*What to produce*
Repeat the data verbatim.

*Information given*

* START *

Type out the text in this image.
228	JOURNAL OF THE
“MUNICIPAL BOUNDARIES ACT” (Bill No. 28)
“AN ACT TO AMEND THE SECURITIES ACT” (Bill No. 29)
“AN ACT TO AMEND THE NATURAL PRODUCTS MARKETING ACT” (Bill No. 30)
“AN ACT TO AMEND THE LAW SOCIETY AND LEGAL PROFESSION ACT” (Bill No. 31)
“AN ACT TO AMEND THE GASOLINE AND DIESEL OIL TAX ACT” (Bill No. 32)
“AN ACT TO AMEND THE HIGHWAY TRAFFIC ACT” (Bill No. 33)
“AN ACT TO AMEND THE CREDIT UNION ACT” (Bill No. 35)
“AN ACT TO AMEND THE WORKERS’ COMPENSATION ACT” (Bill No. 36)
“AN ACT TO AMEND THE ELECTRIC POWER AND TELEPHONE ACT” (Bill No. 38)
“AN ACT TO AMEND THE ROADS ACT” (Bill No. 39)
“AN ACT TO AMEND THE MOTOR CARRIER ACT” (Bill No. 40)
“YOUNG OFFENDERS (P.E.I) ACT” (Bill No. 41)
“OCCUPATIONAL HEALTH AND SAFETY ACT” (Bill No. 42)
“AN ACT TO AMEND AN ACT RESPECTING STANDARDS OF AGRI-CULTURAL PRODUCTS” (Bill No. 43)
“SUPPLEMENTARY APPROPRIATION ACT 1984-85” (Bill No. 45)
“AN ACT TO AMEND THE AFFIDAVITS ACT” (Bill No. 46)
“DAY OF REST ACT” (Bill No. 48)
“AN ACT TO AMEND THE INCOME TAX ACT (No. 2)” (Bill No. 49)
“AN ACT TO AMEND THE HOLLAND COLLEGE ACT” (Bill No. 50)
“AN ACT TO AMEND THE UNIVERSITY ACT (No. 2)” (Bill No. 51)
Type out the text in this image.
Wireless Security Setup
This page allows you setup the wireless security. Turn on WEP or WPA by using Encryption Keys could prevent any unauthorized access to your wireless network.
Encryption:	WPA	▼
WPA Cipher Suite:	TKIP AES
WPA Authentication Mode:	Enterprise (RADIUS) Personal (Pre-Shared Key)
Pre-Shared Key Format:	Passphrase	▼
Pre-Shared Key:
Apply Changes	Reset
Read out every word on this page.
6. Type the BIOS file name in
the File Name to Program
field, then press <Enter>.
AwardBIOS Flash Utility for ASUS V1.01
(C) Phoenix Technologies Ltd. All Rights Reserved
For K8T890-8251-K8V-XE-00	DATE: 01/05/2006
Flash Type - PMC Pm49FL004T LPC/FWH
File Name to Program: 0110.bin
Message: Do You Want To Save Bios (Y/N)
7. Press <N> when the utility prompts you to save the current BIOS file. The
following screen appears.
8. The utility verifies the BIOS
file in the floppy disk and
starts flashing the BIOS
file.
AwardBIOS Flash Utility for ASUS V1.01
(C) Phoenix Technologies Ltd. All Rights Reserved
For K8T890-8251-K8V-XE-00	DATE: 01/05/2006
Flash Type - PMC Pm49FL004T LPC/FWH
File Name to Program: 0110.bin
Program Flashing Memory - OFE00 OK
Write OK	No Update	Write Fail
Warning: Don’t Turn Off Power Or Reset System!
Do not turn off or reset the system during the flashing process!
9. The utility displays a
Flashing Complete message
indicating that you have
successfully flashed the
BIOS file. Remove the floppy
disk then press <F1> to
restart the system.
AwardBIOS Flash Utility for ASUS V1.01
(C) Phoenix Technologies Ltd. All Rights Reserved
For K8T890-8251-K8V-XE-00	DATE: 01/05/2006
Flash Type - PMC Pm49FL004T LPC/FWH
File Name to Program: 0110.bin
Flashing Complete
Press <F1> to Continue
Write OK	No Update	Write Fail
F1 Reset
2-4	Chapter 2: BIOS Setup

* END *

*Solution for this exercise*
Type out the text in this image.
228	JOURNAL OF THE
“MUNICIPAL BOUNDARIES ACT” (Bill No. 28)
“AN ACT TO AMEND THE SECURITIES ACT” (Bill No. 29)
“AN ACT TO AMEND THE NATURAL PRODUCTS MARKETING ACT” (Bill No. 30)
“AN ACT TO AMEND THE LAW SOCIETY AND LEGAL PROFESSION ACT” (Bill No. 31)
“AN ACT TO AMEND THE GASOLINE AND DIESEL OIL TAX ACT” (Bill No. 32)
“AN ACT TO AMEND THE HIGHWAY TRAFFIC ACT” (Bill No. 33)
“AN ACT TO AMEND THE CREDIT UNION ACT” (Bill No. 35)
“AN ACT TO AMEND THE WORKERS’ COMPENSATION ACT” (Bill No. 36)
“AN ACT TO AMEND THE ELECTRIC POWER AND TELEPHONE ACT” (Bill No. 38)
“AN ACT TO AMEND THE ROADS ACT” (Bill No. 39)
“AN ACT TO AMEND THE MOTOR CARRIER ACT” (Bill No. 40)
“YOUNG OFFENDERS (P.E.I) ACT” (Bill No. 41)
“OCCUPATIONAL HEALTH AND SAFETY ACT” (Bill No. 42)
“AN ACT TO AMEND AN ACT RESPECTING STANDARDS OF AGRI-CULTURAL PRODUCTS” (Bill No. 43)
“SUPPLEMENTARY APPROPRIATION ACT 1984-85” (Bill No. 45)
“AN ACT TO AMEND THE AFFIDAVITS ACT” (Bill No. 46)
“DAY OF REST ACT” (Bill No. 48)
“AN ACT TO AMEND THE INCOME TAX ACT (No. 2)” (Bill No. 49)
“AN ACT TO AMEND THE HOLLAND COLLEGE ACT” (Bill No. 50)
“AN ACT TO AMEND THE UNIVERSITY ACT (No. 2)” (Bill No. 51)
Type out the text in this image.
Wireless Security Setup
This page allows you setup the wireless security. Turn on WEP or WPA by using Encryption Keys could prevent any unauthorized access to your wireless network.
Encryption:	WPA	▼
WPA Cipher Suite:	TKIP AES
WPA Authentication Mode:	Enterprise (RADIUS) Personal (Pre-Shared Key)
Pre-Shared Key Format:	Passphrase	▼
Pre-Shared Key:
Apply Changes	Reset
Read out every word on this page.
6. Type the BIOS file name in
the File Name to Program
field, then press <Enter>.
AwardBIOS Flash Utility for ASUS V1.01
(C) Phoenix Technologies Ltd. All Rights Reserved
For K8T890-8251-K8V-XE-00	DATE: 01/05/2006
Flash Type - PMC Pm49FL004T LPC/FWH
File Name to Program: 0110.bin
Message: Do You Want To Save Bios (Y/N)
7. Press <N> when the utility prompts you to save the current BIOS file. The
following screen appears.
8. The utility verifies the BIOS
file in the floppy disk and
starts flashing the BIOS
file.
AwardBIOS Flash Utility for ASUS V1.01
(C) Phoenix Technologies Ltd. All Rights Reserved
For K8T890-8251-K8V-XE-00	DATE: 01/05/2006
Flash Type - PMC Pm49FL004T LPC/FWH
File Name to Program: 0110.bin
Program Flashing Memory - OFE00 OK
Write OK	No Update	Write Fail
Warning: Don’t Turn Off Power Or Reset System!
Do not turn off or reset the system during the flashing process!
9. The utility displays a
Flashing Complete message
indicating that you have
successfully flashed the
BIOS file. Remove the floppy
disk then press <F1> to
restart the system.
AwardBIOS Flash Utility for ASUS V1.01
(C) Phoenix Technologies Ltd. All Rights Reserved
For K8T890-8251-K8V-XE-00	DATE: 01/05/2006
Flash Type - PMC Pm49FL004T LPC/FWH
File Name to Program: 0110.bin
Flashing Complete
Press <F1> to Continue
Write OK	No Update	Write Fail
F1 Reset
2-4	Chapter 2: BIOS Setup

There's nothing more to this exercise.